→ The input:
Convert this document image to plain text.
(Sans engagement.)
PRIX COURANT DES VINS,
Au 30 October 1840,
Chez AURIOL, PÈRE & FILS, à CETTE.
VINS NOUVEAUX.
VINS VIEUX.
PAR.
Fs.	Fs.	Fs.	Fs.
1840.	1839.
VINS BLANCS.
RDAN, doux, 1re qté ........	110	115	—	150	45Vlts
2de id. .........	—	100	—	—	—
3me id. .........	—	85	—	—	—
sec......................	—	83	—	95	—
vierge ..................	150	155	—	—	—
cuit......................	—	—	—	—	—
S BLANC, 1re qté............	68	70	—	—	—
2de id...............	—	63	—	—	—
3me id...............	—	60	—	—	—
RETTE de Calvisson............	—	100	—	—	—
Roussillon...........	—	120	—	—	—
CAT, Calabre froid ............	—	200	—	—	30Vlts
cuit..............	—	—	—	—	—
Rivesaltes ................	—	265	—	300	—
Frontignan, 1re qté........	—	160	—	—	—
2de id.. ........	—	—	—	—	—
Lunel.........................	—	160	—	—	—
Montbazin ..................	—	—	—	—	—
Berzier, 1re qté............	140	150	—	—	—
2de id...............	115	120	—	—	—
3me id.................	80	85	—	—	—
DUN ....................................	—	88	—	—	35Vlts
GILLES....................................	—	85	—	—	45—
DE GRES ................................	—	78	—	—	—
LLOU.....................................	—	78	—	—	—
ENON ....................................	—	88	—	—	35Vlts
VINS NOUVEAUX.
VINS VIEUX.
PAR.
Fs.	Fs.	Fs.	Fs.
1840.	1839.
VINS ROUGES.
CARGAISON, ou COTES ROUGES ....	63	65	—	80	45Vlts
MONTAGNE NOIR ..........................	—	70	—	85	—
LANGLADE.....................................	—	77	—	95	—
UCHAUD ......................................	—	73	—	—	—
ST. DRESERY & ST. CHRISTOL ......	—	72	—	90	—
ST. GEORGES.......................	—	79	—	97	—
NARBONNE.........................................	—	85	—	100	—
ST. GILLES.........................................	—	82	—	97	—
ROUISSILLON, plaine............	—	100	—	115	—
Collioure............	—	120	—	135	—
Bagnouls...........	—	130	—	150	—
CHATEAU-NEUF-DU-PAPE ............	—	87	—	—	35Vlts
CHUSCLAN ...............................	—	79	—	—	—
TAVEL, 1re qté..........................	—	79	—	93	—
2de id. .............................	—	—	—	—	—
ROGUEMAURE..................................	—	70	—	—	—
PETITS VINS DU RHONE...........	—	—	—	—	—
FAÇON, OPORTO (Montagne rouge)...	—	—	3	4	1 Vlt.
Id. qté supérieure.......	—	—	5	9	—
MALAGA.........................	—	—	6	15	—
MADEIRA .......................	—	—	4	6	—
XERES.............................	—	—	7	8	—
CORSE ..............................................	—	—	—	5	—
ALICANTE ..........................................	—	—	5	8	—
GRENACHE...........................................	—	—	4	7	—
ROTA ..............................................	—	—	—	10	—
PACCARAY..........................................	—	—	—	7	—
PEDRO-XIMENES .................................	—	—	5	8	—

---

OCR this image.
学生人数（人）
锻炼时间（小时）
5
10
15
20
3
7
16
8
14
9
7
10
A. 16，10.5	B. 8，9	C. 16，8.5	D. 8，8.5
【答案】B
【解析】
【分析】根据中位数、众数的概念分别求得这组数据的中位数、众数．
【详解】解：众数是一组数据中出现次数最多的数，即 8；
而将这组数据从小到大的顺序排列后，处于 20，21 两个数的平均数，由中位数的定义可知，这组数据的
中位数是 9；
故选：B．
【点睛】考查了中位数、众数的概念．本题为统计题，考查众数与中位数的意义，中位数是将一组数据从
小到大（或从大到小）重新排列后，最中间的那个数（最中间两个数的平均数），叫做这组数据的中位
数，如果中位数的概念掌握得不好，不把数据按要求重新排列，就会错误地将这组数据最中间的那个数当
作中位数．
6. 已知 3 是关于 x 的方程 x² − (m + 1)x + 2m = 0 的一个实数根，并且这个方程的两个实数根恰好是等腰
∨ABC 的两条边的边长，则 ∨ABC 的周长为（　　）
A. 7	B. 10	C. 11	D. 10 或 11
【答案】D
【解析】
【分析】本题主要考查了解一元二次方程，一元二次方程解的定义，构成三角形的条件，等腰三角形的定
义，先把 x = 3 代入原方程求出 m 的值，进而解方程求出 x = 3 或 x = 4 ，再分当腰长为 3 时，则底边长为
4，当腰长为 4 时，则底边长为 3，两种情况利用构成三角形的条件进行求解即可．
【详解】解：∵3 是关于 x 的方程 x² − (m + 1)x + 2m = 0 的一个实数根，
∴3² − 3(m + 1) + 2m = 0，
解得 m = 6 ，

→ What this task involves:
Take every line that includes the string "ROUGES" and copy it.

→ Reply to the task:
VINS ROUGES.
CARGAISON, ou COTES ROUGES ....	63	65	—	80	45Vlts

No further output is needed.